Exercise requirements:
Your answer should be a single number: the count of lines that hold the word "rotation".

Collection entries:
↓
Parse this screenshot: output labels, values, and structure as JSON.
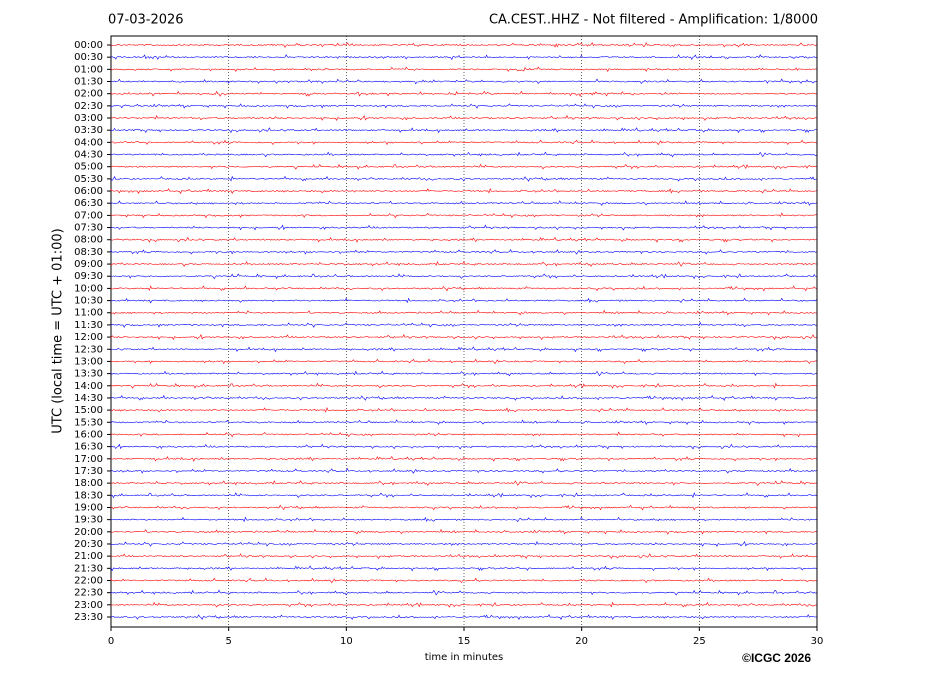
{
  "chart_data": {
    "type": "helicorder",
    "date": "07-03-2026",
    "title": "CA.CEST..HHZ - Not filtered - Amplification: 1/8000",
    "ylabel": "UTC (local time = UTC + 01:00)",
    "xlabel": "time in minutes",
    "credit": "©ICGC 2026",
    "categories": [
      "00:00",
      "00:30",
      "01:00",
      "01:30",
      "02:00",
      "02:30",
      "03:00",
      "03:30",
      "04:00",
      "04:30",
      "05:00",
      "05:30",
      "06:00",
      "06:30",
      "07:00",
      "07:30",
      "08:00",
      "08:30",
      "09:00",
      "09:30",
      "10:00",
      "10:30",
      "11:00",
      "11:30",
      "12:00",
      "12:30",
      "13:00",
      "13:30",
      "14:00",
      "14:30",
      "15:00",
      "15:30",
      "16:00",
      "16:30",
      "17:00",
      "17:30",
      "18:00",
      "18:30",
      "19:00",
      "19:30",
      "20:00",
      "20:30",
      "21:00",
      "21:30",
      "22:00",
      "22:30",
      "23:00",
      "23:30"
    ],
    "colors": [
      "#ff0000",
      "#0000ff"
    ],
    "xlim": [
      0,
      30
    ],
    "xticks": [
      0,
      5,
      10,
      15,
      20,
      25,
      30
    ],
    "grid": true
  }
}
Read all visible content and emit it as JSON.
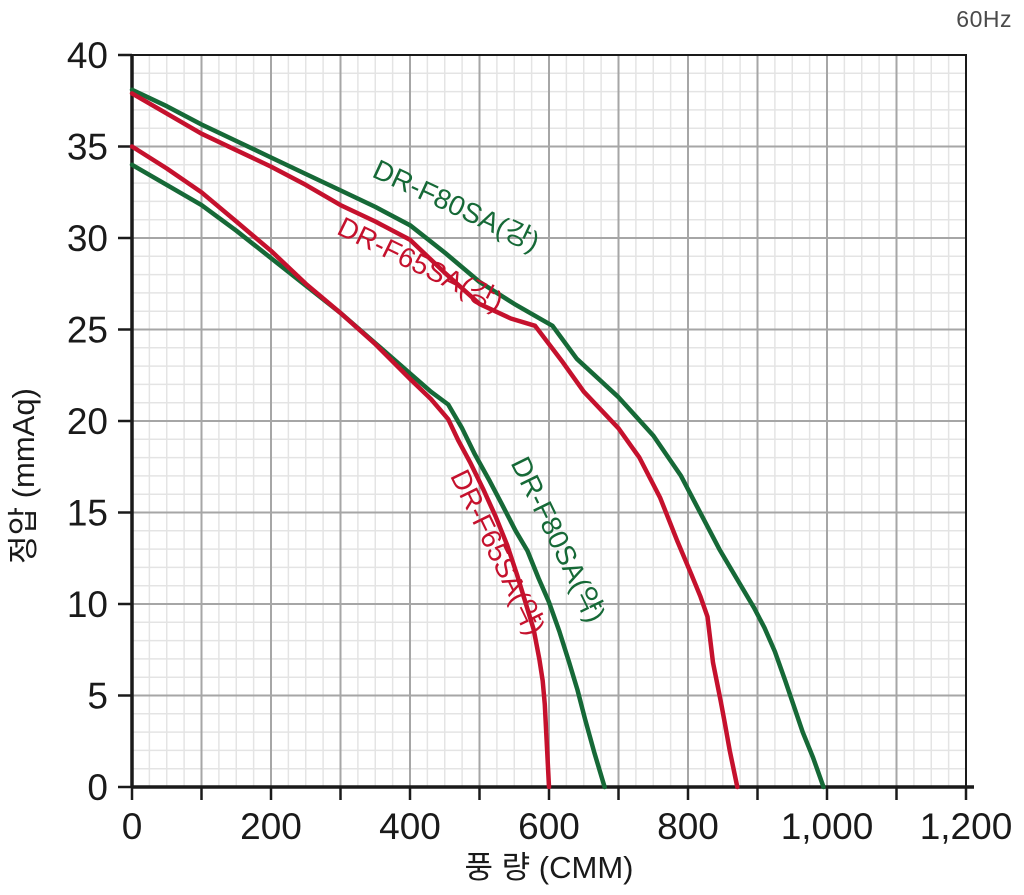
{
  "frequency_label": "60Hz",
  "chart_data": {
    "type": "line",
    "title": "",
    "xlabel": "풍 량 (CMM)",
    "ylabel": "정압 (mmAq)",
    "xlim": [
      0,
      1200
    ],
    "ylim": [
      0,
      40
    ],
    "grid": {
      "x_minor_step": 25,
      "y_minor_step": 1,
      "x_major_step": 100,
      "y_major_step": 5
    },
    "legend_position": "inline-labels",
    "x_tick_labels": [
      {
        "v": 0,
        "label": "0"
      },
      {
        "v": 200,
        "label": "200"
      },
      {
        "v": 400,
        "label": "400"
      },
      {
        "v": 600,
        "label": "600"
      },
      {
        "v": 800,
        "label": "800"
      },
      {
        "v": 1000,
        "label": "1,000"
      },
      {
        "v": 1200,
        "label": "1,200"
      }
    ],
    "y_tick_labels": [
      {
        "v": 0,
        "label": "0"
      },
      {
        "v": 5,
        "label": "5"
      },
      {
        "v": 10,
        "label": "10"
      },
      {
        "v": 15,
        "label": "15"
      },
      {
        "v": 20,
        "label": "20"
      },
      {
        "v": 25,
        "label": "25"
      },
      {
        "v": 30,
        "label": "30"
      },
      {
        "v": 35,
        "label": "35"
      },
      {
        "v": 40,
        "label": "40"
      }
    ],
    "colors": {
      "green": "#166937",
      "red": "#c5112d",
      "axis": "#1a1a1a",
      "grid_major": "#a6a6a6",
      "grid_minor": "#e4e4e4",
      "tick_text": "#1a1a1a",
      "freq_text": "#4a4a4a",
      "background": "#ffffff"
    },
    "series": [
      {
        "name": "DR-F80SA(강)",
        "color_key": "green",
        "points": [
          [
            0,
            38.1
          ],
          [
            50,
            37.2
          ],
          [
            100,
            36.2
          ],
          [
            150,
            35.3
          ],
          [
            200,
            34.4
          ],
          [
            250,
            33.5
          ],
          [
            300,
            32.6
          ],
          [
            350,
            31.7
          ],
          [
            400,
            30.7
          ],
          [
            450,
            29.2
          ],
          [
            500,
            27.6
          ],
          [
            550,
            26.4
          ],
          [
            605,
            25.2
          ],
          [
            640,
            23.4
          ],
          [
            700,
            21.3
          ],
          [
            750,
            19.2
          ],
          [
            790,
            17.0
          ],
          [
            845,
            13.0
          ],
          [
            870,
            11.4
          ],
          [
            895,
            9.8
          ],
          [
            910,
            8.7
          ],
          [
            925,
            7.4
          ],
          [
            940,
            5.8
          ],
          [
            965,
            3.0
          ],
          [
            980,
            1.6
          ],
          [
            995,
            0
          ]
        ]
      },
      {
        "name": "DR-F65SA(강)",
        "color_key": "red",
        "points": [
          [
            0,
            37.9
          ],
          [
            50,
            36.8
          ],
          [
            100,
            35.7
          ],
          [
            150,
            34.8
          ],
          [
            200,
            33.9
          ],
          [
            250,
            32.9
          ],
          [
            300,
            31.8
          ],
          [
            350,
            30.9
          ],
          [
            400,
            29.9
          ],
          [
            450,
            28.1
          ],
          [
            500,
            26.4
          ],
          [
            545,
            25.6
          ],
          [
            580,
            25.2
          ],
          [
            620,
            23.2
          ],
          [
            650,
            21.6
          ],
          [
            700,
            19.6
          ],
          [
            730,
            18.0
          ],
          [
            760,
            15.8
          ],
          [
            785,
            13.4
          ],
          [
            805,
            11.6
          ],
          [
            818,
            10.4
          ],
          [
            828,
            9.3
          ],
          [
            836,
            6.8
          ],
          [
            847,
            4.7
          ],
          [
            853,
            3.5
          ],
          [
            860,
            2.0
          ],
          [
            871,
            0
          ]
        ]
      },
      {
        "name": "DR-F80SA(약)",
        "color_key": "green",
        "points": [
          [
            0,
            34.0
          ],
          [
            50,
            32.9
          ],
          [
            100,
            31.8
          ],
          [
            150,
            30.4
          ],
          [
            200,
            28.9
          ],
          [
            250,
            27.4
          ],
          [
            300,
            25.9
          ],
          [
            350,
            24.25
          ],
          [
            400,
            22.6
          ],
          [
            430,
            21.6
          ],
          [
            455,
            20.9
          ],
          [
            475,
            19.6
          ],
          [
            493,
            18.2
          ],
          [
            515,
            16.7
          ],
          [
            533,
            15.4
          ],
          [
            552,
            14.0
          ],
          [
            569,
            12.9
          ],
          [
            585,
            11.4
          ],
          [
            600,
            10.1
          ],
          [
            615,
            8.5
          ],
          [
            629,
            6.8
          ],
          [
            641,
            5.3
          ],
          [
            652,
            3.7
          ],
          [
            665,
            1.9
          ],
          [
            680,
            0
          ]
        ]
      },
      {
        "name": "DR-F65SA(약)",
        "color_key": "red",
        "points": [
          [
            0,
            35.0
          ],
          [
            50,
            33.8
          ],
          [
            100,
            32.5
          ],
          [
            150,
            30.9
          ],
          [
            200,
            29.3
          ],
          [
            250,
            27.5
          ],
          [
            300,
            25.9
          ],
          [
            350,
            24.2
          ],
          [
            400,
            22.3
          ],
          [
            430,
            21.2
          ],
          [
            455,
            20.1
          ],
          [
            470,
            18.9
          ],
          [
            487,
            17.7
          ],
          [
            505,
            16.3
          ],
          [
            523,
            14.8
          ],
          [
            540,
            13.2
          ],
          [
            554,
            11.6
          ],
          [
            566,
            10.1
          ],
          [
            578,
            8.6
          ],
          [
            586,
            7.0
          ],
          [
            591,
            5.8
          ],
          [
            594,
            4.5
          ],
          [
            596,
            3.0
          ],
          [
            598,
            1.5
          ],
          [
            600,
            0
          ]
        ]
      }
    ],
    "curve_labels": [
      {
        "text": "DR-F80SA(강)",
        "color_key": "green",
        "x": 461,
        "y": 31.3,
        "rotation": 25
      },
      {
        "text": "DR-F65SA(강)",
        "color_key": "red",
        "x": 409,
        "y": 28.1,
        "rotation": 26
      },
      {
        "text": "DR-F80SA(약)",
        "color_key": "green",
        "x": 601,
        "y": 13.3,
        "rotation": 64
      },
      {
        "text": "DR-F65SA(약)",
        "color_key": "red",
        "x": 514,
        "y": 12.6,
        "rotation": 64
      }
    ]
  }
}
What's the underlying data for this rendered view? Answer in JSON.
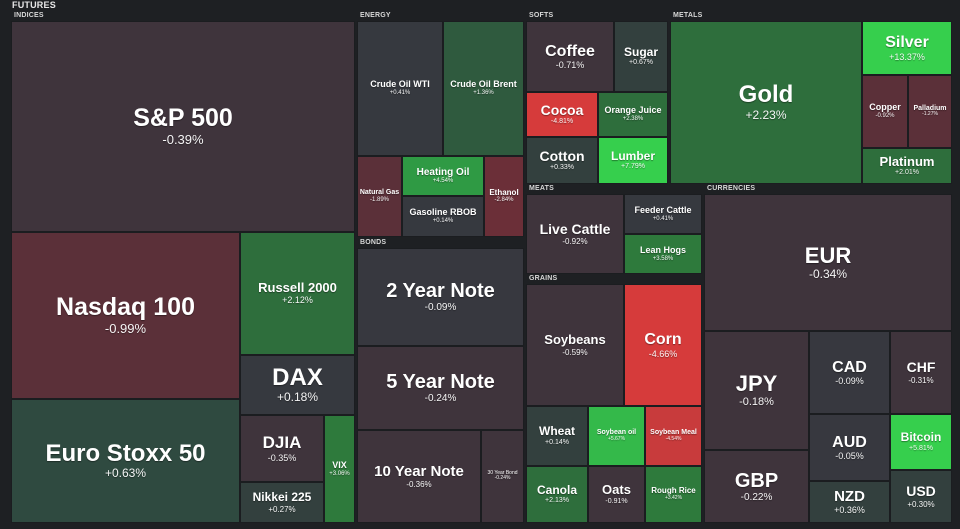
{
  "title": "FUTURES",
  "colors": {
    "neutral_neg": "#3f343c",
    "neutral_pos": "#33403e",
    "neutral_grey": "#37383f",
    "red_weak": "#5b3039",
    "red_mid": "#6b2f38",
    "red_strong": "#d63b3b",
    "green_weak": "#2f4a40",
    "green_mid": "#2e6e3c",
    "green_strong": "#34b94a",
    "green_bright": "#36cf4d"
  },
  "sections": {
    "indices": "INDICES",
    "energy": "ENERGY",
    "softs": "SOFTS",
    "metals": "METALS",
    "meats": "MEATS",
    "bonds": "BONDS",
    "grains": "GRAINS",
    "currencies": "CURRENCIES"
  },
  "tiles": {
    "sp500": {
      "name": "S&P 500",
      "change": "-0.39%"
    },
    "nasdaq100": {
      "name": "Nasdaq 100",
      "change": "-0.99%"
    },
    "russell2000": {
      "name": "Russell 2000",
      "change": "+2.12%"
    },
    "dax": {
      "name": "DAX",
      "change": "+0.18%"
    },
    "eurostoxx50": {
      "name": "Euro Stoxx 50",
      "change": "+0.63%"
    },
    "djia": {
      "name": "DJIA",
      "change": "-0.35%"
    },
    "nikkei225": {
      "name": "Nikkei 225",
      "change": "+0.27%"
    },
    "vix": {
      "name": "VIX",
      "change": "+3.06%"
    },
    "crudewti": {
      "name": "Crude Oil WTI",
      "change": "+0.41%"
    },
    "crudebrent": {
      "name": "Crude Oil Brent",
      "change": "+1.36%"
    },
    "natgas": {
      "name": "Natural Gas",
      "change": "-1.89%"
    },
    "heatingoil": {
      "name": "Heating Oil",
      "change": "+4.54%"
    },
    "gasoline": {
      "name": "Gasoline RBOB",
      "change": "+0.14%"
    },
    "ethanol": {
      "name": "Ethanol",
      "change": "-2.84%"
    },
    "coffee": {
      "name": "Coffee",
      "change": "-0.71%"
    },
    "sugar": {
      "name": "Sugar",
      "change": "+0.67%"
    },
    "cocoa": {
      "name": "Cocoa",
      "change": "-4.81%"
    },
    "orangejuice": {
      "name": "Orange Juice",
      "change": "+2.38%"
    },
    "cotton": {
      "name": "Cotton",
      "change": "+0.33%"
    },
    "lumber": {
      "name": "Lumber",
      "change": "+7.79%"
    },
    "gold": {
      "name": "Gold",
      "change": "+2.23%"
    },
    "silver": {
      "name": "Silver",
      "change": "+13.37%"
    },
    "copper": {
      "name": "Copper",
      "change": "-0.92%"
    },
    "palladium": {
      "name": "Palladium",
      "change": "-1.27%"
    },
    "platinum": {
      "name": "Platinum",
      "change": "+2.01%"
    },
    "livecattle": {
      "name": "Live Cattle",
      "change": "-0.92%"
    },
    "feedercattle": {
      "name": "Feeder Cattle",
      "change": "+0.41%"
    },
    "leanhogs": {
      "name": "Lean Hogs",
      "change": "+3.58%"
    },
    "note2": {
      "name": "2 Year Note",
      "change": "-0.09%"
    },
    "note5": {
      "name": "5 Year Note",
      "change": "-0.24%"
    },
    "note10": {
      "name": "10 Year Note",
      "change": "-0.36%"
    },
    "bond30": {
      "name": "30 Year Bond",
      "change": "-0.24%"
    },
    "soybeans": {
      "name": "Soybeans",
      "change": "-0.59%"
    },
    "corn": {
      "name": "Corn",
      "change": "-4.66%"
    },
    "wheat": {
      "name": "Wheat",
      "change": "+0.14%"
    },
    "soybeanoil": {
      "name": "Soybean oil",
      "change": "+5.67%"
    },
    "soybeanmeal": {
      "name": "Soybean Meal",
      "change": "-4.54%"
    },
    "canola": {
      "name": "Canola",
      "change": "+2.13%"
    },
    "oats": {
      "name": "Oats",
      "change": "-0.91%"
    },
    "roughrice": {
      "name": "Rough Rice",
      "change": "+3.42%"
    },
    "eur": {
      "name": "EUR",
      "change": "-0.34%"
    },
    "jpy": {
      "name": "JPY",
      "change": "-0.18%"
    },
    "cad": {
      "name": "CAD",
      "change": "-0.09%"
    },
    "chf": {
      "name": "CHF",
      "change": "-0.31%"
    },
    "aud": {
      "name": "AUD",
      "change": "-0.05%"
    },
    "bitcoin": {
      "name": "Bitcoin",
      "change": "+5.81%"
    },
    "gbp": {
      "name": "GBP",
      "change": "-0.22%"
    },
    "nzd": {
      "name": "NZD",
      "change": "+0.36%"
    },
    "usd": {
      "name": "USD",
      "change": "+0.30%"
    }
  }
}
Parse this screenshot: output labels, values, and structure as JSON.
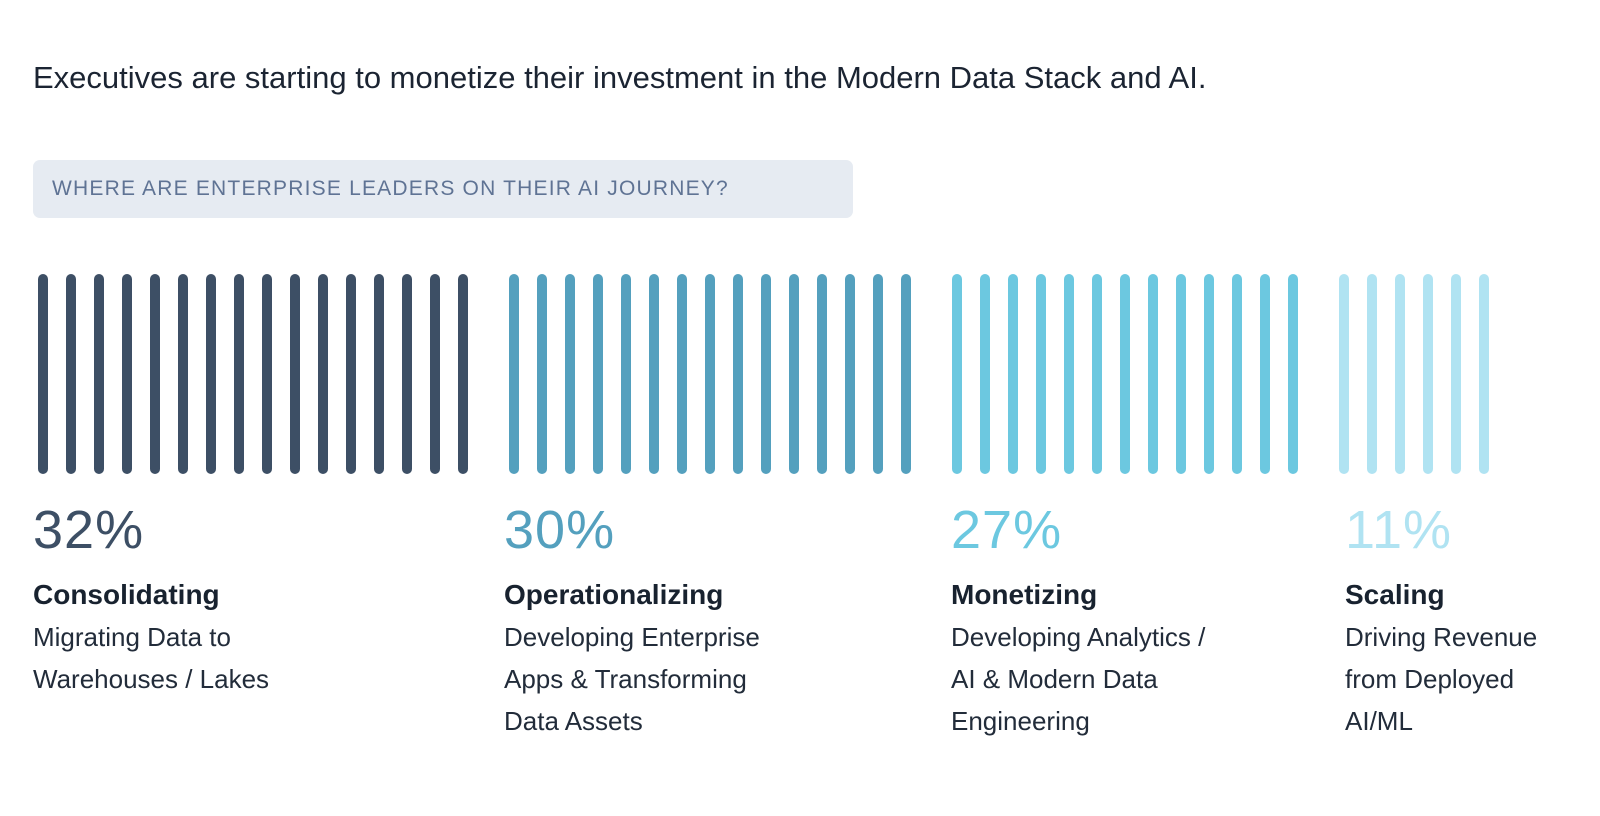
{
  "title": "Executives are starting to monetize their investment in the Modern Data Stack and AI.",
  "question": "WHERE ARE ENTERPRISE LEADERS ON THEIR AI JOURNEY?",
  "chart_data": {
    "type": "bar",
    "title": "WHERE ARE ENTERPRISE LEADERS ON THEIR AI JOURNEY?",
    "categories": [
      "Consolidating",
      "Operationalizing",
      "Monetizing",
      "Scaling"
    ],
    "values": [
      32,
      30,
      27,
      11
    ],
    "unit": "%",
    "bar_counts": [
      16,
      15,
      13,
      6
    ],
    "colors": [
      "#3d4f65",
      "#54a0be",
      "#6cc8e0",
      "#b0e3f2"
    ],
    "stages": [
      {
        "pct": "32%",
        "name": "Consolidating",
        "desc": [
          "Migrating Data to",
          "Warehouses / Lakes"
        ]
      },
      {
        "pct": "30%",
        "name": "Operationalizing",
        "desc": [
          "Developing Enterprise",
          "Apps & Transforming",
          "Data Assets"
        ]
      },
      {
        "pct": "27%",
        "name": "Monetizing",
        "desc": [
          "Developing Analytics /",
          "AI & Modern Data",
          "Engineering"
        ]
      },
      {
        "pct": "11%",
        "name": "Scaling",
        "desc": [
          "Driving Revenue",
          "from Deployed",
          "AI/ML"
        ]
      }
    ]
  }
}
↑
Exercise output:
4